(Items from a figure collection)
━━━━━━━━━━━━━━━━

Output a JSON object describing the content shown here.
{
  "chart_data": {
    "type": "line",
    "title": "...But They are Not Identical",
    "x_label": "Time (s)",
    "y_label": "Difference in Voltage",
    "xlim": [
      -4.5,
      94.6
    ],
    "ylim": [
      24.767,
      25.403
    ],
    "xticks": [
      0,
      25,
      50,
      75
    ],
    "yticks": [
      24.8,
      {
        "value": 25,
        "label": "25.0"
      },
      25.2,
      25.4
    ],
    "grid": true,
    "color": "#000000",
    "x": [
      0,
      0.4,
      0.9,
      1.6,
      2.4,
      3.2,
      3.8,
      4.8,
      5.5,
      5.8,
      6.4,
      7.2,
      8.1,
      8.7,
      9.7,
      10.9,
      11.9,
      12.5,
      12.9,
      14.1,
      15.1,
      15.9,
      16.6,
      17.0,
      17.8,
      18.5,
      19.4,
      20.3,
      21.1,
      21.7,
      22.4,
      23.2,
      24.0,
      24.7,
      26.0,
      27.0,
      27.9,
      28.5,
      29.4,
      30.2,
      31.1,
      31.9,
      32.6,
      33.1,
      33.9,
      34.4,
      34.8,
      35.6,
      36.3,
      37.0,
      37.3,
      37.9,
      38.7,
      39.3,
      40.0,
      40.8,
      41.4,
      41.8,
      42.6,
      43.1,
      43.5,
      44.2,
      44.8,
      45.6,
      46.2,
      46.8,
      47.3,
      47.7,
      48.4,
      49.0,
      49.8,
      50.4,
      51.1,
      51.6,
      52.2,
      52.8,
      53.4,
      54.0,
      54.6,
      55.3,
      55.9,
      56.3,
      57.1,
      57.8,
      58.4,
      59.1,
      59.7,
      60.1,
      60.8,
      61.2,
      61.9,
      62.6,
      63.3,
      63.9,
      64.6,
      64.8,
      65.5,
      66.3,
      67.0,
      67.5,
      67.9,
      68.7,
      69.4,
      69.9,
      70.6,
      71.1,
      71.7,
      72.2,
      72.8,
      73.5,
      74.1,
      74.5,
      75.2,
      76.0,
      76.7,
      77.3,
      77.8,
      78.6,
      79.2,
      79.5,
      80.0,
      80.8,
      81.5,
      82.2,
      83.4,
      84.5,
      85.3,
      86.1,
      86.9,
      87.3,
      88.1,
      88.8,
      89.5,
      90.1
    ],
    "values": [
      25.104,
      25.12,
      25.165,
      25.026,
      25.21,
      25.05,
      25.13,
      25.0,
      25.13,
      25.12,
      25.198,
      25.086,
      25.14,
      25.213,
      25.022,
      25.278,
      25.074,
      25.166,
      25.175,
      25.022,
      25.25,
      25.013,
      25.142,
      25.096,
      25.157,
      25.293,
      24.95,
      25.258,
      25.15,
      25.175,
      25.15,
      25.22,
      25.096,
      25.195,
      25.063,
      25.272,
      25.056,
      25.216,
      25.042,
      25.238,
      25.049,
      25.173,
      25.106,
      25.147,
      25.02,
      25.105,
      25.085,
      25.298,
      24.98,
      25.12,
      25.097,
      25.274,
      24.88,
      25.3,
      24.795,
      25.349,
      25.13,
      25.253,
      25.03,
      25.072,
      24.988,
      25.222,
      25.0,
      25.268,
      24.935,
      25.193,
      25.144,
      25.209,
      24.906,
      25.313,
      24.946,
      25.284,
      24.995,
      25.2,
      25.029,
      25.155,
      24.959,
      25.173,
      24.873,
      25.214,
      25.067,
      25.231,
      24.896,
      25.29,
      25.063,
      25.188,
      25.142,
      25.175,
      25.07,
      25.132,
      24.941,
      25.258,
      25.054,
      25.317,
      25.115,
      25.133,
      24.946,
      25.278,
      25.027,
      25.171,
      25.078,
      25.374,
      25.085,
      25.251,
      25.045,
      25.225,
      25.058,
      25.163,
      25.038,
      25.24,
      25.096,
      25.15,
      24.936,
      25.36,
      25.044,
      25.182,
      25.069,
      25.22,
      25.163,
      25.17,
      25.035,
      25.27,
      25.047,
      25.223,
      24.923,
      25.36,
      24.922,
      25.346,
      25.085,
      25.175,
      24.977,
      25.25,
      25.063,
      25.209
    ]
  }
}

━━━━━━━━━━━━━━━━

◆ Task brief
Copy the records above exactly as they appear.

◆ The completed task
Output a JSON object describing the content shown here.
{
  "chart_data": {
    "type": "line",
    "title": "...But They are Not Identical",
    "x_label": "Time (s)",
    "y_label": "Difference in Voltage",
    "xlim": [
      -4.5,
      94.6
    ],
    "ylim": [
      24.767,
      25.403
    ],
    "xticks": [
      0,
      25,
      50,
      75
    ],
    "yticks": [
      24.8,
      {
        "value": 25,
        "label": "25.0"
      },
      25.2,
      25.4
    ],
    "grid": true,
    "color": "#000000",
    "x": [
      0,
      0.4,
      0.9,
      1.6,
      2.4,
      3.2,
      3.8,
      4.8,
      5.5,
      5.8,
      6.4,
      7.2,
      8.1,
      8.7,
      9.7,
      10.9,
      11.9,
      12.5,
      12.9,
      14.1,
      15.1,
      15.9,
      16.6,
      17.0,
      17.8,
      18.5,
      19.4,
      20.3,
      21.1,
      21.7,
      22.4,
      23.2,
      24.0,
      24.7,
      26.0,
      27.0,
      27.9,
      28.5,
      29.4,
      30.2,
      31.1,
      31.9,
      32.6,
      33.1,
      33.9,
      34.4,
      34.8,
      35.6,
      36.3,
      37.0,
      37.3,
      37.9,
      38.7,
      39.3,
      40.0,
      40.8,
      41.4,
      41.8,
      42.6,
      43.1,
      43.5,
      44.2,
      44.8,
      45.6,
      46.2,
      46.8,
      47.3,
      47.7,
      48.4,
      49.0,
      49.8,
      50.4,
      51.1,
      51.6,
      52.2,
      52.8,
      53.4,
      54.0,
      54.6,
      55.3,
      55.9,
      56.3,
      57.1,
      57.8,
      58.4,
      59.1,
      59.7,
      60.1,
      60.8,
      61.2,
      61.9,
      62.6,
      63.3,
      63.9,
      64.6,
      64.8,
      65.5,
      66.3,
      67.0,
      67.5,
      67.9,
      68.7,
      69.4,
      69.9,
      70.6,
      71.1,
      71.7,
      72.2,
      72.8,
      73.5,
      74.1,
      74.5,
      75.2,
      76.0,
      76.7,
      77.3,
      77.8,
      78.6,
      79.2,
      79.5,
      80.0,
      80.8,
      81.5,
      82.2,
      83.4,
      84.5,
      85.3,
      86.1,
      86.9,
      87.3,
      88.1,
      88.8,
      89.5,
      90.1
    ],
    "values": [
      25.104,
      25.12,
      25.165,
      25.026,
      25.21,
      25.05,
      25.13,
      25.0,
      25.13,
      25.12,
      25.198,
      25.086,
      25.14,
      25.213,
      25.022,
      25.278,
      25.074,
      25.166,
      25.175,
      25.022,
      25.25,
      25.013,
      25.142,
      25.096,
      25.157,
      25.293,
      24.95,
      25.258,
      25.15,
      25.175,
      25.15,
      25.22,
      25.096,
      25.195,
      25.063,
      25.272,
      25.056,
      25.216,
      25.042,
      25.238,
      25.049,
      25.173,
      25.106,
      25.147,
      25.02,
      25.105,
      25.085,
      25.298,
      24.98,
      25.12,
      25.097,
      25.274,
      24.88,
      25.3,
      24.795,
      25.349,
      25.13,
      25.253,
      25.03,
      25.072,
      24.988,
      25.222,
      25.0,
      25.268,
      24.935,
      25.193,
      25.144,
      25.209,
      24.906,
      25.313,
      24.946,
      25.284,
      24.995,
      25.2,
      25.029,
      25.155,
      24.959,
      25.173,
      24.873,
      25.214,
      25.067,
      25.231,
      24.896,
      25.29,
      25.063,
      25.188,
      25.142,
      25.175,
      25.07,
      25.132,
      24.941,
      25.258,
      25.054,
      25.317,
      25.115,
      25.133,
      24.946,
      25.278,
      25.027,
      25.171,
      25.078,
      25.374,
      25.085,
      25.251,
      25.045,
      25.225,
      25.058,
      25.163,
      25.038,
      25.24,
      25.096,
      25.15,
      24.936,
      25.36,
      25.044,
      25.182,
      25.069,
      25.22,
      25.163,
      25.17,
      25.035,
      25.27,
      25.047,
      25.223,
      24.923,
      25.36,
      24.922,
      25.346,
      25.085,
      25.175,
      24.977,
      25.25,
      25.063,
      25.209
    ]
  }
}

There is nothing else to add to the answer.